Dataset listings of figures
^^^^^^^^
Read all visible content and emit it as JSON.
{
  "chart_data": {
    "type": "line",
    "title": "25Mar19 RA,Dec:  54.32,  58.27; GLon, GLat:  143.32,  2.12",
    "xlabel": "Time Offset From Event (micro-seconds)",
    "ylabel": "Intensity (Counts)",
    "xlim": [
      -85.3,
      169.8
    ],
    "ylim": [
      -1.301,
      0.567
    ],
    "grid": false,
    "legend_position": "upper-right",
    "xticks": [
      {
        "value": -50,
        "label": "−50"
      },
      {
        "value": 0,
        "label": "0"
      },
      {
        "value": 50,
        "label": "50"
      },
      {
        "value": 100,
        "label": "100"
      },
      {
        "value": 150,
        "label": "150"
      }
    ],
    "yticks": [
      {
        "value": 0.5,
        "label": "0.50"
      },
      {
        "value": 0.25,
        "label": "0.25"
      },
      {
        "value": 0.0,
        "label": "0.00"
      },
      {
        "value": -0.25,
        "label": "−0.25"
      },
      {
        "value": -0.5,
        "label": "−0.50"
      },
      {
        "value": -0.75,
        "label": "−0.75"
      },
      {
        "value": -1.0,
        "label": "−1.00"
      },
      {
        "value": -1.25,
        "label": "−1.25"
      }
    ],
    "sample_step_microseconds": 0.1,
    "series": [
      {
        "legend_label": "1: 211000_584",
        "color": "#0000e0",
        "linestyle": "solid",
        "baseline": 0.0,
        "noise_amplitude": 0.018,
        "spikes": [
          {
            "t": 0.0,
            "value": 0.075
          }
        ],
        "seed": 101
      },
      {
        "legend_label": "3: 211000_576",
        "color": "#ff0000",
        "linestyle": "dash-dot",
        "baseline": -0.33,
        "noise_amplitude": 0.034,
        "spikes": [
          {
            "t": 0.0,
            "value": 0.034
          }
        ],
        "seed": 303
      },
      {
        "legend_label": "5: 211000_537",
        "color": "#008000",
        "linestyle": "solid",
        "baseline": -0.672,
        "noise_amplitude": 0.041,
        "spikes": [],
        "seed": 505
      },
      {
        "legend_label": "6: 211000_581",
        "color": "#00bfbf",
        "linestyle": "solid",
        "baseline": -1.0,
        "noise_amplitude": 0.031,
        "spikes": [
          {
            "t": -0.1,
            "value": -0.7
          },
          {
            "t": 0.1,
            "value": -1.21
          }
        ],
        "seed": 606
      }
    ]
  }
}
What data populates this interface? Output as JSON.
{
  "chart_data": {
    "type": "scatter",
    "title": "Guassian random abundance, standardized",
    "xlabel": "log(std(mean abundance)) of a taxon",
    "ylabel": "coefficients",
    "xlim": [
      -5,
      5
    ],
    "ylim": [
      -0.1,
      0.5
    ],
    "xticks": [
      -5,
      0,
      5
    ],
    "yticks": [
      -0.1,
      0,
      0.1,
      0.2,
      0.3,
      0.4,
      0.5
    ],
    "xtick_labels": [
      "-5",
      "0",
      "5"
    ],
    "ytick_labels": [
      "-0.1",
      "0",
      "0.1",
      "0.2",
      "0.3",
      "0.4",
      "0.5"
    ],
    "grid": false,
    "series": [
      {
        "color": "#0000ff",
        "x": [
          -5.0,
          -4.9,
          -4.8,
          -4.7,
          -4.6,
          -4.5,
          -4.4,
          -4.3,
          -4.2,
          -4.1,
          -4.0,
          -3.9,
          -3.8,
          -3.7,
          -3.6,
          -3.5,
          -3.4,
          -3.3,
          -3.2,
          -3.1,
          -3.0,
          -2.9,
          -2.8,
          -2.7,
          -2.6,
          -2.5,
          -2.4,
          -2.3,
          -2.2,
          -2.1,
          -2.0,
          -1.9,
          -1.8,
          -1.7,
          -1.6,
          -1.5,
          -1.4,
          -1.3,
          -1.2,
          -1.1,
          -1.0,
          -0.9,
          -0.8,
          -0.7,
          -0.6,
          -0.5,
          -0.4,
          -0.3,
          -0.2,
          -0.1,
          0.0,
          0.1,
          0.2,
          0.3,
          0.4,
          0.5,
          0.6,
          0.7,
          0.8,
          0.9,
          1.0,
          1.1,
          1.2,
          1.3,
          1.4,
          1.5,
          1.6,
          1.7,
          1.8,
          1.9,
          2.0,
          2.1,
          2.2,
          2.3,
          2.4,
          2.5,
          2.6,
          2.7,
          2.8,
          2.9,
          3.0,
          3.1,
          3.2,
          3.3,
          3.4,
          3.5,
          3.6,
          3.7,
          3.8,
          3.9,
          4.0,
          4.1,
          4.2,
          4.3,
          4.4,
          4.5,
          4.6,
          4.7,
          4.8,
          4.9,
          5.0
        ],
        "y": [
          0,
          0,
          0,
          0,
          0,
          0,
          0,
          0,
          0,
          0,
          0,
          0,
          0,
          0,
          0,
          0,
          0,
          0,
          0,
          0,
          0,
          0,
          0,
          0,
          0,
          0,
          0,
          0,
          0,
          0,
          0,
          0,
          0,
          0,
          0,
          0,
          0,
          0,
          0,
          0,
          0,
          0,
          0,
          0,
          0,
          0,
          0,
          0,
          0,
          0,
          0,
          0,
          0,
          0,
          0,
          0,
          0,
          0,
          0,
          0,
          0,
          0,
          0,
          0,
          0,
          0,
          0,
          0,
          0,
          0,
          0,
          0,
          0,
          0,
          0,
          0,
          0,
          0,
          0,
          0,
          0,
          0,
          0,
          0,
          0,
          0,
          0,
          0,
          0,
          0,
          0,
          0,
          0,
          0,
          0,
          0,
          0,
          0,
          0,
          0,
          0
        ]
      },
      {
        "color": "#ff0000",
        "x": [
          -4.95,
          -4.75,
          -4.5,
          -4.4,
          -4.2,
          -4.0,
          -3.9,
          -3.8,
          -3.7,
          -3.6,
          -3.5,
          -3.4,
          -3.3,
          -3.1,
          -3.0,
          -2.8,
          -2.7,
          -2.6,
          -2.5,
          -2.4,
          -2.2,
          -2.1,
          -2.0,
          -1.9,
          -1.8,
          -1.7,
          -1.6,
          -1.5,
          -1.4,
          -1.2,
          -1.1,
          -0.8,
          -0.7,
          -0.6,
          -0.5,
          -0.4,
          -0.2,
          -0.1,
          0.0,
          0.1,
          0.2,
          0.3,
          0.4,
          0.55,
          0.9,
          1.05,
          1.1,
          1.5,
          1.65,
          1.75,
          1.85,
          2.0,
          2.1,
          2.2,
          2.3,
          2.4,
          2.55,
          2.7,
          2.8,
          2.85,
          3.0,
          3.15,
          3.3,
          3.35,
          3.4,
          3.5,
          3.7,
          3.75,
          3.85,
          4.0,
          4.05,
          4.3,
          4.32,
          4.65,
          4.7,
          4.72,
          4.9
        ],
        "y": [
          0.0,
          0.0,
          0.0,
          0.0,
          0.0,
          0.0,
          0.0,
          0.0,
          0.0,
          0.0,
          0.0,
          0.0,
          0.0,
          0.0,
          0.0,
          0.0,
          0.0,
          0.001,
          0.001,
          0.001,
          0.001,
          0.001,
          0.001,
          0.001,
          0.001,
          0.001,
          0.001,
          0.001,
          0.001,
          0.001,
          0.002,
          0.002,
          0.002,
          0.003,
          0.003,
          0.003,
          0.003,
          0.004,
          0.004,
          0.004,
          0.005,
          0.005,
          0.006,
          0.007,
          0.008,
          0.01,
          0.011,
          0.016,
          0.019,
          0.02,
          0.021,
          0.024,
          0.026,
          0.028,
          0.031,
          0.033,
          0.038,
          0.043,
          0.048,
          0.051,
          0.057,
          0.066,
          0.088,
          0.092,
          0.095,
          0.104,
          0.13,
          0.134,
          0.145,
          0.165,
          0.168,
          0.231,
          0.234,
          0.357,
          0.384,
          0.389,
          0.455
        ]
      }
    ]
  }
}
^^^^^^^^
• _PROBLEM_
Write the entire listing out again, word for word.

• _OUTPUT FOR THIS EXERCISE_
Read all visible content and emit it as JSON.
{
  "chart_data": {
    "type": "line",
    "title": "25Mar19 RA,Dec:  54.32,  58.27; GLon, GLat:  143.32,  2.12",
    "xlabel": "Time Offset From Event (micro-seconds)",
    "ylabel": "Intensity (Counts)",
    "xlim": [
      -85.3,
      169.8
    ],
    "ylim": [
      -1.301,
      0.567
    ],
    "grid": false,
    "legend_position": "upper-right",
    "xticks": [
      {
        "value": -50,
        "label": "−50"
      },
      {
        "value": 0,
        "label": "0"
      },
      {
        "value": 50,
        "label": "50"
      },
      {
        "value": 100,
        "label": "100"
      },
      {
        "value": 150,
        "label": "150"
      }
    ],
    "yticks": [
      {
        "value": 0.5,
        "label": "0.50"
      },
      {
        "value": 0.25,
        "label": "0.25"
      },
      {
        "value": 0.0,
        "label": "0.00"
      },
      {
        "value": -0.25,
        "label": "−0.25"
      },
      {
        "value": -0.5,
        "label": "−0.50"
      },
      {
        "value": -0.75,
        "label": "−0.75"
      },
      {
        "value": -1.0,
        "label": "−1.00"
      },
      {
        "value": -1.25,
        "label": "−1.25"
      }
    ],
    "sample_step_microseconds": 0.1,
    "series": [
      {
        "legend_label": "1: 211000_584",
        "color": "#0000e0",
        "linestyle": "solid",
        "baseline": 0.0,
        "noise_amplitude": 0.018,
        "spikes": [
          {
            "t": 0.0,
            "value": 0.075
          }
        ],
        "seed": 101
      },
      {
        "legend_label": "3: 211000_576",
        "color": "#ff0000",
        "linestyle": "dash-dot",
        "baseline": -0.33,
        "noise_amplitude": 0.034,
        "spikes": [
          {
            "t": 0.0,
            "value": 0.034
          }
        ],
        "seed": 303
      },
      {
        "legend_label": "5: 211000_537",
        "color": "#008000",
        "linestyle": "solid",
        "baseline": -0.672,
        "noise_amplitude": 0.041,
        "spikes": [],
        "seed": 505
      },
      {
        "legend_label": "6: 211000_581",
        "color": "#00bfbf",
        "linestyle": "solid",
        "baseline": -1.0,
        "noise_amplitude": 0.031,
        "spikes": [
          {
            "t": -0.1,
            "value": -0.7
          },
          {
            "t": 0.1,
            "value": -1.21
          }
        ],
        "seed": 606
      }
    ]
  }
}
What data populates this interface? Output as JSON.
{
  "chart_data": {
    "type": "scatter",
    "title": "Guassian random abundance, standardized",
    "xlabel": "log(std(mean abundance)) of a taxon",
    "ylabel": "coefficients",
    "xlim": [
      -5,
      5
    ],
    "ylim": [
      -0.1,
      0.5
    ],
    "xticks": [
      -5,
      0,
      5
    ],
    "yticks": [
      -0.1,
      0,
      0.1,
      0.2,
      0.3,
      0.4,
      0.5
    ],
    "xtick_labels": [
      "-5",
      "0",
      "5"
    ],
    "ytick_labels": [
      "-0.1",
      "0",
      "0.1",
      "0.2",
      "0.3",
      "0.4",
      "0.5"
    ],
    "grid": false,
    "series": [
      {
        "color": "#0000ff",
        "x": [
          -5.0,
          -4.9,
          -4.8,
          -4.7,
          -4.6,
          -4.5,
          -4.4,
          -4.3,
          -4.2,
          -4.1,
          -4.0,
          -3.9,
          -3.8,
          -3.7,
          -3.6,
          -3.5,
          -3.4,
          -3.3,
          -3.2,
          -3.1,
          -3.0,
          -2.9,
          -2.8,
          -2.7,
          -2.6,
          -2.5,
          -2.4,
          -2.3,
          -2.2,
          -2.1,
          -2.0,
          -1.9,
          -1.8,
          -1.7,
          -1.6,
          -1.5,
          -1.4,
          -1.3,
          -1.2,
          -1.1,
          -1.0,
          -0.9,
          -0.8,
          -0.7,
          -0.6,
          -0.5,
          -0.4,
          -0.3,
          -0.2,
          -0.1,
          0.0,
          0.1,
          0.2,
          0.3,
          0.4,
          0.5,
          0.6,
          0.7,
          0.8,
          0.9,
          1.0,
          1.1,
          1.2,
          1.3,
          1.4,
          1.5,
          1.6,
          1.7,
          1.8,
          1.9,
          2.0,
          2.1,
          2.2,
          2.3,
          2.4,
          2.5,
          2.6,
          2.7,
          2.8,
          2.9,
          3.0,
          3.1,
          3.2,
          3.3,
          3.4,
          3.5,
          3.6,
          3.7,
          3.8,
          3.9,
          4.0,
          4.1,
          4.2,
          4.3,
          4.4,
          4.5,
          4.6,
          4.7,
          4.8,
          4.9,
          5.0
        ],
        "y": [
          0,
          0,
          0,
          0,
          0,
          0,
          0,
          0,
          0,
          0,
          0,
          0,
          0,
          0,
          0,
          0,
          0,
          0,
          0,
          0,
          0,
          0,
          0,
          0,
          0,
          0,
          0,
          0,
          0,
          0,
          0,
          0,
          0,
          0,
          0,
          0,
          0,
          0,
          0,
          0,
          0,
          0,
          0,
          0,
          0,
          0,
          0,
          0,
          0,
          0,
          0,
          0,
          0,
          0,
          0,
          0,
          0,
          0,
          0,
          0,
          0,
          0,
          0,
          0,
          0,
          0,
          0,
          0,
          0,
          0,
          0,
          0,
          0,
          0,
          0,
          0,
          0,
          0,
          0,
          0,
          0,
          0,
          0,
          0,
          0,
          0,
          0,
          0,
          0,
          0,
          0,
          0,
          0,
          0,
          0,
          0,
          0,
          0,
          0,
          0,
          0
        ]
      },
      {
        "color": "#ff0000",
        "x": [
          -4.95,
          -4.75,
          -4.5,
          -4.4,
          -4.2,
          -4.0,
          -3.9,
          -3.8,
          -3.7,
          -3.6,
          -3.5,
          -3.4,
          -3.3,
          -3.1,
          -3.0,
          -2.8,
          -2.7,
          -2.6,
          -2.5,
          -2.4,
          -2.2,
          -2.1,
          -2.0,
          -1.9,
          -1.8,
          -1.7,
          -1.6,
          -1.5,
          -1.4,
          -1.2,
          -1.1,
          -0.8,
          -0.7,
          -0.6,
          -0.5,
          -0.4,
          -0.2,
          -0.1,
          0.0,
          0.1,
          0.2,
          0.3,
          0.4,
          0.55,
          0.9,
          1.05,
          1.1,
          1.5,
          1.65,
          1.75,
          1.85,
          2.0,
          2.1,
          2.2,
          2.3,
          2.4,
          2.55,
          2.7,
          2.8,
          2.85,
          3.0,
          3.15,
          3.3,
          3.35,
          3.4,
          3.5,
          3.7,
          3.75,
          3.85,
          4.0,
          4.05,
          4.3,
          4.32,
          4.65,
          4.7,
          4.72,
          4.9
        ],
        "y": [
          0.0,
          0.0,
          0.0,
          0.0,
          0.0,
          0.0,
          0.0,
          0.0,
          0.0,
          0.0,
          0.0,
          0.0,
          0.0,
          0.0,
          0.0,
          0.0,
          0.0,
          0.001,
          0.001,
          0.001,
          0.001,
          0.001,
          0.001,
          0.001,
          0.001,
          0.001,
          0.001,
          0.001,
          0.001,
          0.001,
          0.002,
          0.002,
          0.002,
          0.003,
          0.003,
          0.003,
          0.003,
          0.004,
          0.004,
          0.004,
          0.005,
          0.005,
          0.006,
          0.007,
          0.008,
          0.01,
          0.011,
          0.016,
          0.019,
          0.02,
          0.021,
          0.024,
          0.026,
          0.028,
          0.031,
          0.033,
          0.038,
          0.043,
          0.048,
          0.051,
          0.057,
          0.066,
          0.088,
          0.092,
          0.095,
          0.104,
          0.13,
          0.134,
          0.145,
          0.165,
          0.168,
          0.231,
          0.234,
          0.357,
          0.384,
          0.389,
          0.455
        ]
      }
    ]
  }
}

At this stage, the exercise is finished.